Work to complete |
Pictures don't belong in the copy; print all the records exactly.

(Recorded data)
------------------------------------------------------------------------

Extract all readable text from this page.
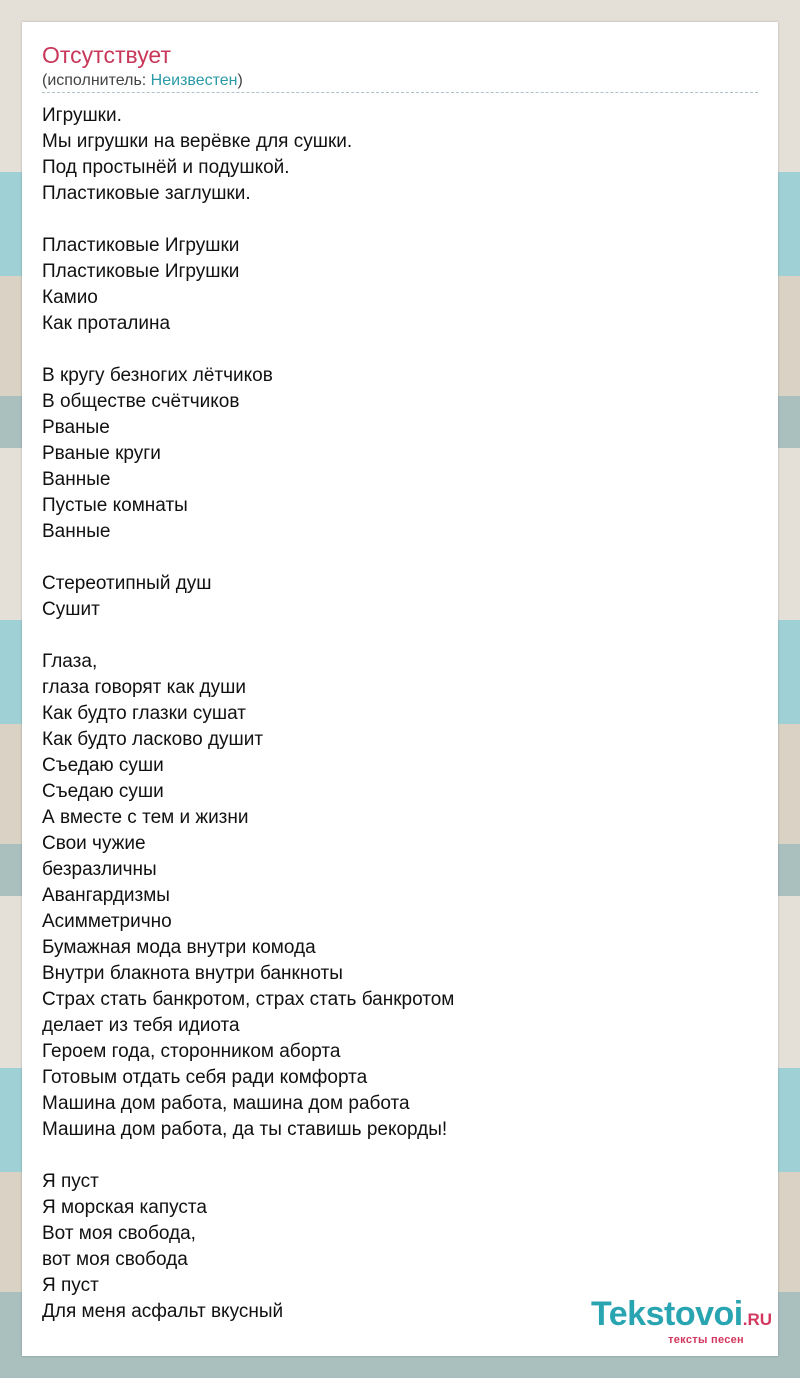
Отсутствует
(исполнитель: Неизвестен)
Игрушки.
Мы игрушки на верёвке для сушки.
Под простынёй и подушкой.
Пластиковые заглушки.
Пластиковые Игрушки
Пластиковые Игрушки
Камио
Как проталина
В кругу безногих лётчиков
В обществе счётчиков
Рваные
Рваные круги
Ванные
Пустые комнаты
Ванные
Стереотипный душ
Сушит
Глаза,
глаза говорят как души
Как будто глазки сушат
Как будто ласково душит
Съедаю суши
Съедаю суши
А вместе с тем и жизни
Свои чужие
безразличны
Авангардизмы
Асимметрично
Бумажная мода внутри комода
Внутри блакнота внутри банкноты
Страх стать банкротом, страх стать банкротом
делает из тебя идиота
Героем года, сторонником аборта
Готовым отдать себя ради комфорта
Машина дом работа, машина дом работа
Машина дом работа, да ты ставишь рекорды!
Я пуст
Я морская капуста
Вот моя свобода,
вот моя свобода
Я пуст
Для меня асфальт вкусный	Tekstovoi.RU
тексты песен
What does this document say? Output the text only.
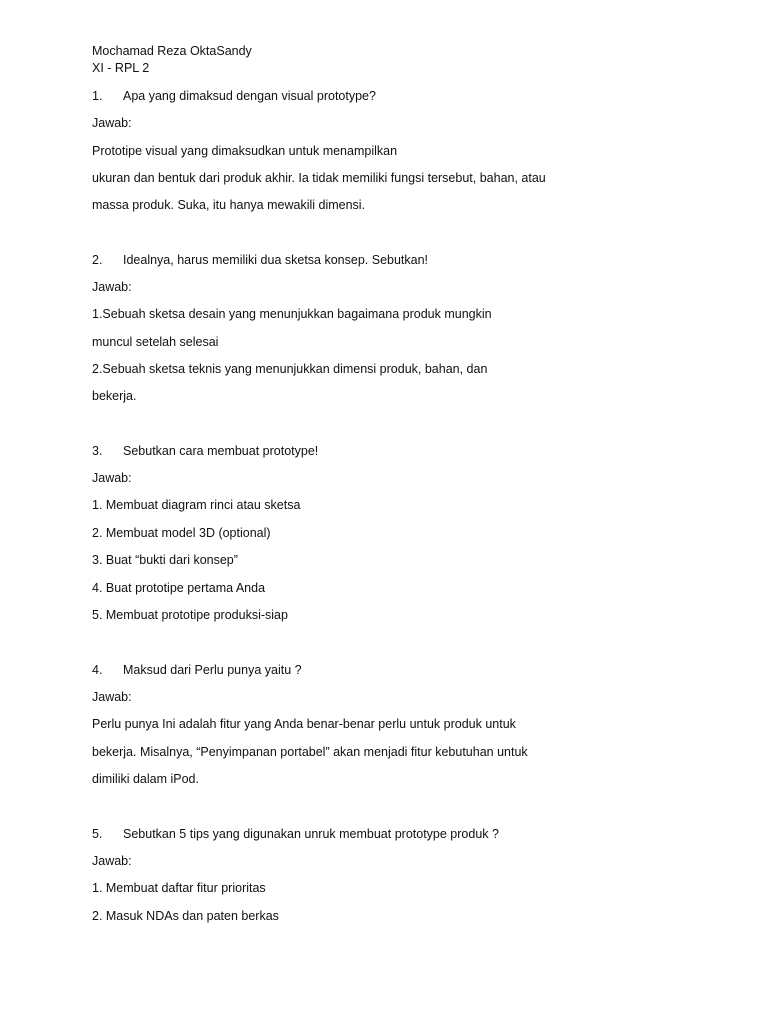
Mochamad Reza OktaSandy
XI - RPL 2
1. Apa yang dimaksud dengan visual prototype?
Jawab:
Prototipe visual yang dimaksudkan untuk menampilkan
ukuran dan bentuk dari produk akhir. Ia tidak memiliki fungsi tersebut, bahan, atau
massa produk. Suka, itu hanya mewakili dimensi.
2. Idealnya, harus memiliki dua sketsa konsep. Sebutkan!
Jawab:
1.Sebuah sketsa desain yang menunjukkan bagaimana produk mungkin
muncul setelah selesai
2.Sebuah sketsa teknis yang menunjukkan dimensi produk, bahan, dan
bekerja.
3. Sebutkan cara membuat prototype!
Jawab:
1. Membuat diagram rinci atau sketsa
2. Membuat model 3D (optional)
3. Buat “bukti dari konsep”
4. Buat prototipe pertama Anda
5. Membuat prototipe produksi-siap
4. Maksud dari Perlu punya yaitu ?
Jawab:
Perlu punya Ini adalah fitur yang Anda benar-benar perlu untuk produk untuk
bekerja. Misalnya, “Penyimpanan portabel” akan menjadi fitur kebutuhan untuk
dimiliki dalam iPod.
5. Sebutkan 5 tips yang digunakan unruk membuat prototype produk ?
Jawab:
1. Membuat daftar fitur prioritas
2. Masuk NDAs dan paten berkas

------------------------------------------------------------------------

Task response |
Extract all readable text from this page.
Отсутствует
(исполнитель: Неизвестен)
Игрушки.
Мы игрушки на верёвке для сушки.
Под простынёй и подушкой.
Пластиковые заглушки.
Пластиковые Игрушки
Пластиковые Игрушки
Камио
Как проталина
В кругу безногих лётчиков
В обществе счётчиков
Рваные
Рваные круги
Ванные
Пустые комнаты
Ванные
Стереотипный душ
Сушит
Глаза,
глаза говорят как души
Как будто глазки сушат
Как будто ласково душит
Съедаю суши
Съедаю суши
А вместе с тем и жизни
Свои чужие
безразличны
Авангардизмы
Асимметрично
Бумажная мода внутри комода
Внутри блакнота внутри банкноты
Страх стать банкротом, страх стать банкротом
делает из тебя идиота
Героем года, сторонником аборта
Готовым отдать себя ради комфорта
Машина дом работа, машина дом работа
Машина дом работа, да ты ставишь рекорды!
Я пуст
Я морская капуста
Вот моя свобода,
вот моя свобода
Я пуст
Для меня асфальт вкусный	Tekstovoi.RU
тексты песен
What does this document say? Output the text only.
Mochamad Reza OktaSandy
XI - RPL 2
1. Apa yang dimaksud dengan visual prototype?
Jawab:
Prototipe visual yang dimaksudkan untuk menampilkan
ukuran dan bentuk dari produk akhir. Ia tidak memiliki fungsi tersebut, bahan, atau
massa produk. Suka, itu hanya mewakili dimensi.
2. Idealnya, harus memiliki dua sketsa konsep. Sebutkan!
Jawab:
1.Sebuah sketsa desain yang menunjukkan bagaimana produk mungkin
muncul setelah selesai
2.Sebuah sketsa teknis yang menunjukkan dimensi produk, bahan, dan
bekerja.
3. Sebutkan cara membuat prototype!
Jawab:
1. Membuat diagram rinci atau sketsa
2. Membuat model 3D (optional)
3. Buat “bukti dari konsep”
4. Buat prototipe pertama Anda
5. Membuat prototipe produksi-siap
4. Maksud dari Perlu punya yaitu ?
Jawab:
Perlu punya Ini adalah fitur yang Anda benar-benar perlu untuk produk untuk
bekerja. Misalnya, “Penyimpanan portabel” akan menjadi fitur kebutuhan untuk
dimiliki dalam iPod.
5. Sebutkan 5 tips yang digunakan unruk membuat prototype produk ?
Jawab:
1. Membuat daftar fitur prioritas
2. Masuk NDAs dan paten berkas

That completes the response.